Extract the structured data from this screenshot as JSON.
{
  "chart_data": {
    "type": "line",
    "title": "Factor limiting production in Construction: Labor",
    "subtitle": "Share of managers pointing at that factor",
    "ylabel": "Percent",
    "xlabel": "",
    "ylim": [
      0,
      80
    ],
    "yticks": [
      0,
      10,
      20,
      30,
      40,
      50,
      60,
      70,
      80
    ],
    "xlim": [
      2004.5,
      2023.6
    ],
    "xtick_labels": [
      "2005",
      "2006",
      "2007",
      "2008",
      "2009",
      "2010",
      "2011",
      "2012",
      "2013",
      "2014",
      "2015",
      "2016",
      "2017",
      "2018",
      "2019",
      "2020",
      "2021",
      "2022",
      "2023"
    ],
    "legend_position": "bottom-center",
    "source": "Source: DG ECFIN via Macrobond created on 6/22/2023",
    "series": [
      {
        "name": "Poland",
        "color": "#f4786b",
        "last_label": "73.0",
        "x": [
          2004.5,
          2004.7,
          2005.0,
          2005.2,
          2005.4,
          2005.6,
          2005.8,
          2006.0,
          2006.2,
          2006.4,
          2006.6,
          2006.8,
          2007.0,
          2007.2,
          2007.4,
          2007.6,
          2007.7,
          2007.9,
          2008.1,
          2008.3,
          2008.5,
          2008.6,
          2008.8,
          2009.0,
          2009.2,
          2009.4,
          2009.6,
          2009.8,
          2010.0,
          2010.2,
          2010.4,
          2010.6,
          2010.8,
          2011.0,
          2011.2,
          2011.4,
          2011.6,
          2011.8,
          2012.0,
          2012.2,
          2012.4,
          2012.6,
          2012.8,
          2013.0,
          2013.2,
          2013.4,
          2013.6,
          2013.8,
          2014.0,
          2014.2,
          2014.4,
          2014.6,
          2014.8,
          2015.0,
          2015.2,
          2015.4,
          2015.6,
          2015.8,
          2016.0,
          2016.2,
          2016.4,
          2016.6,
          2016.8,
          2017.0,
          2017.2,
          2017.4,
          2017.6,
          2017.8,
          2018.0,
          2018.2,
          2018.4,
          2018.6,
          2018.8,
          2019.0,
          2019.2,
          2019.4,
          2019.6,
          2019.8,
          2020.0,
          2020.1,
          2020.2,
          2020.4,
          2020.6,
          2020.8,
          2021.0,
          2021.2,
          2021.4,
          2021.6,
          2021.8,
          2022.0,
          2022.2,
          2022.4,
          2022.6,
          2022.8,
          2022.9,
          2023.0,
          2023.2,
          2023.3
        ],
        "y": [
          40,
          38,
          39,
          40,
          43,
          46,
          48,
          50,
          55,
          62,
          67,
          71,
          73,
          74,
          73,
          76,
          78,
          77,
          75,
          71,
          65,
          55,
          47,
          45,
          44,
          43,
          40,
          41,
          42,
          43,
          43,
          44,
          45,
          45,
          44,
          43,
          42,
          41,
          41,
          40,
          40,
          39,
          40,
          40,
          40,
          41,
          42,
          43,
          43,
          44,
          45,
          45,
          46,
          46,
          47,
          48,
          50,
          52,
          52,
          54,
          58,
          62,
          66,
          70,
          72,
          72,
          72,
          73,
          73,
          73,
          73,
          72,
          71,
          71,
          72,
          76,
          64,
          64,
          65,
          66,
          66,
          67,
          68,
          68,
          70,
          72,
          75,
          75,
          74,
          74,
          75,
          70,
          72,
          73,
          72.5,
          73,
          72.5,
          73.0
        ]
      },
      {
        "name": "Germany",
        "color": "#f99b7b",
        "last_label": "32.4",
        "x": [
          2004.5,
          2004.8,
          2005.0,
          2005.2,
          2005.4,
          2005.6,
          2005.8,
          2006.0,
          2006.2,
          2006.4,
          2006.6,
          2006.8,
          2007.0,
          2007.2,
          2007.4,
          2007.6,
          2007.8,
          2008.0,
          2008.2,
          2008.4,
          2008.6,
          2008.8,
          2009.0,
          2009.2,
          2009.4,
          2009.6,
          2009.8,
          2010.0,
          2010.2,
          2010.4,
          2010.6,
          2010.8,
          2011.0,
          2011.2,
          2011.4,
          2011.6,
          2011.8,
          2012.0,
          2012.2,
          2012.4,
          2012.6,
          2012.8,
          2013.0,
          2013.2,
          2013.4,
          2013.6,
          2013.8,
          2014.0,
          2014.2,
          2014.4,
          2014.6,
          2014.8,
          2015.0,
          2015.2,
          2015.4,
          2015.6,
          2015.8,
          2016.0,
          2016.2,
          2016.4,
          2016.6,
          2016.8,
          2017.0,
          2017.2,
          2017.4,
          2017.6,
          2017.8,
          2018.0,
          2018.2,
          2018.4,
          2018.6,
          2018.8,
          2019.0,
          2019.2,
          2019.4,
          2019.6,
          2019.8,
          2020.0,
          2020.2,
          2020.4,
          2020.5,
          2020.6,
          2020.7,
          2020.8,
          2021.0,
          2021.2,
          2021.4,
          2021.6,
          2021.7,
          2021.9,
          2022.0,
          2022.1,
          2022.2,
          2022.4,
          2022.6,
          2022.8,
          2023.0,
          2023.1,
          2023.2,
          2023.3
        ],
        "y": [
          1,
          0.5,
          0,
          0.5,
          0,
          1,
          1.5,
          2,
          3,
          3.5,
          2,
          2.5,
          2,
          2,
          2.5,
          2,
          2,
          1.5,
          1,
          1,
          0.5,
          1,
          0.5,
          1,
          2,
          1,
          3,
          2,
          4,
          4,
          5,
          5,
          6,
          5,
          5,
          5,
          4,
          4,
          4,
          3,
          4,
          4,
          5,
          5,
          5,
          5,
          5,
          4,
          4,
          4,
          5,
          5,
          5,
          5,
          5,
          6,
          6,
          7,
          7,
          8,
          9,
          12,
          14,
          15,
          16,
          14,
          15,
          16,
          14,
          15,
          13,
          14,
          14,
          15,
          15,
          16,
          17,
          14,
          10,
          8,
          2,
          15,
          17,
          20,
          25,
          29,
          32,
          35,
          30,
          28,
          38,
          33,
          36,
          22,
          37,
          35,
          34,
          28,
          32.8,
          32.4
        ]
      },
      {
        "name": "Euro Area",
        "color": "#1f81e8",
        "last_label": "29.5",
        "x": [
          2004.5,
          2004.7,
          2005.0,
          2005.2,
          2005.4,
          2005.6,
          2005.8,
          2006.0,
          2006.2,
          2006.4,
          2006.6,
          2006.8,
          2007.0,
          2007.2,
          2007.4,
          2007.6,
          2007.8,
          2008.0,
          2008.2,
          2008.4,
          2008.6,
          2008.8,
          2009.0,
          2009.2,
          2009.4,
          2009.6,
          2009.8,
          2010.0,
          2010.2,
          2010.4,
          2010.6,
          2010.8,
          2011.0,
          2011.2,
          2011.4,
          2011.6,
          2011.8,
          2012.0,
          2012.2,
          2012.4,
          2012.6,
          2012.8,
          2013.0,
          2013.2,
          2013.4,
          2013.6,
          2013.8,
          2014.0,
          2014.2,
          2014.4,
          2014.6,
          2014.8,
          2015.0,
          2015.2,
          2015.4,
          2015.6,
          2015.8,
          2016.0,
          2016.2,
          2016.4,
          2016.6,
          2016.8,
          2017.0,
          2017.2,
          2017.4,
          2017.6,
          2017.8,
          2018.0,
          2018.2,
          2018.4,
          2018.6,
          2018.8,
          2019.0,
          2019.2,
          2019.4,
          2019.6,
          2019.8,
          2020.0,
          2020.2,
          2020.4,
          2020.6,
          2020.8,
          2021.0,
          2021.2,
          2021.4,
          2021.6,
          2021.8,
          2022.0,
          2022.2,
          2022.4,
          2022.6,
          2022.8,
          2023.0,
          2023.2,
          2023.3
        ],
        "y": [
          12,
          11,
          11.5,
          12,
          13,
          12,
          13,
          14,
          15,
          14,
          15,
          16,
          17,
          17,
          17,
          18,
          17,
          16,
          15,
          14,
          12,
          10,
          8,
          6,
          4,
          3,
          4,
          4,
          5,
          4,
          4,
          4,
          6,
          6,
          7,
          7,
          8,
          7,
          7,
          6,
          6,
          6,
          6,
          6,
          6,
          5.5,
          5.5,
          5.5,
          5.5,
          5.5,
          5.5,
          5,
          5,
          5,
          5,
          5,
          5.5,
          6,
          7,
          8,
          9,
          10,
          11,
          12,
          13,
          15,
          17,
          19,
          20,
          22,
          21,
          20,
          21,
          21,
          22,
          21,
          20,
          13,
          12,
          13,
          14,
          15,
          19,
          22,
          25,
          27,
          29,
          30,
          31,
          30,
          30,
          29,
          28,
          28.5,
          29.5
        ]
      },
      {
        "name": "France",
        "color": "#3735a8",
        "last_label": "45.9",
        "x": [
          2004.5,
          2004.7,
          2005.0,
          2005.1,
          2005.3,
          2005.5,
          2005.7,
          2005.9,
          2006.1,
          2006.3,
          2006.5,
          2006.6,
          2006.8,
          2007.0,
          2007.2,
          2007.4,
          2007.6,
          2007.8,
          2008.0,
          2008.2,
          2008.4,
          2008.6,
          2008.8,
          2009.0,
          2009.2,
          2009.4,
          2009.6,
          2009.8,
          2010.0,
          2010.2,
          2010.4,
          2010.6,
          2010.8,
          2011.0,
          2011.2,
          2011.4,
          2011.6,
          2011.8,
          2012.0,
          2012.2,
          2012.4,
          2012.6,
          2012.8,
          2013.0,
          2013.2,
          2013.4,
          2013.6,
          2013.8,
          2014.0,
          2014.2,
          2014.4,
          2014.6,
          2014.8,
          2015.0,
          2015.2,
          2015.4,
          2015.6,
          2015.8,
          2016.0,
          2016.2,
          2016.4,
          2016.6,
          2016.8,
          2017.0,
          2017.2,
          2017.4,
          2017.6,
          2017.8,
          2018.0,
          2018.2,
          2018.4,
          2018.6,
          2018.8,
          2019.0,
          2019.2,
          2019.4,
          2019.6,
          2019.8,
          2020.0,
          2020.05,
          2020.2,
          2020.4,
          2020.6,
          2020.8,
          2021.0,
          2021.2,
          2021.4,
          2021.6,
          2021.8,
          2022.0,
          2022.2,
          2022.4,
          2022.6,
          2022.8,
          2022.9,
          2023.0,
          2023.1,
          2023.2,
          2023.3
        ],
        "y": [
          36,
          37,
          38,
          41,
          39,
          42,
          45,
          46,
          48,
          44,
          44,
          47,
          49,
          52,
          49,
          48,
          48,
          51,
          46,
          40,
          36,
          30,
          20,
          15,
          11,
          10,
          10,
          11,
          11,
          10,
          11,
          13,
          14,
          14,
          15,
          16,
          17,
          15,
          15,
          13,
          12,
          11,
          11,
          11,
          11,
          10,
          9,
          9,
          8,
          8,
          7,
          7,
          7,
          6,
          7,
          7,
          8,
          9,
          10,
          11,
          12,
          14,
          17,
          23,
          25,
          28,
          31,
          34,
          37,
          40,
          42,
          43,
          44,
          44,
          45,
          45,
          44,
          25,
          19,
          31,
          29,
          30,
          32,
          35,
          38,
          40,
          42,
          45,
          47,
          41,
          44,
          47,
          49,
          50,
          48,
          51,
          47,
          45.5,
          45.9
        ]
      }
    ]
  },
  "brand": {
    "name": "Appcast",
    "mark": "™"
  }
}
...
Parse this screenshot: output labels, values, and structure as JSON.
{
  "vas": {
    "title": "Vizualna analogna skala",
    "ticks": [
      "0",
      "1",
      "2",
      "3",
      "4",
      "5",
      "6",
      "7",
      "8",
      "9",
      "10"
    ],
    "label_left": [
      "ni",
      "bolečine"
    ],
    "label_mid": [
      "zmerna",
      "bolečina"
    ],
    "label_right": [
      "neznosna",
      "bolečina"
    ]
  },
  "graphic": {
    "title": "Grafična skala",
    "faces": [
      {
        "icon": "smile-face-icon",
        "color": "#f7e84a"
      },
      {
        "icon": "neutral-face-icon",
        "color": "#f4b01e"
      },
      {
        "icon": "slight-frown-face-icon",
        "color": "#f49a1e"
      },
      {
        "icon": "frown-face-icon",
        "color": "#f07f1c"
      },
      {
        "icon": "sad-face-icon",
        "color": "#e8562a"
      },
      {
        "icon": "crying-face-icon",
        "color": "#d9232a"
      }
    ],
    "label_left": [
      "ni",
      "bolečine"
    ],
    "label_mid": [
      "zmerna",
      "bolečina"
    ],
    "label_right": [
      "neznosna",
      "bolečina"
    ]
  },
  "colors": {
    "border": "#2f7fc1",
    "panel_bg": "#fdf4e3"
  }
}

▶ [Do this]
Show each line holding the word "name".

▶ [Answer below]
        "name": "Poland",
        "name": "Germany",
        "name": "Euro Area",
        "name": "France",
    "name": "Appcast",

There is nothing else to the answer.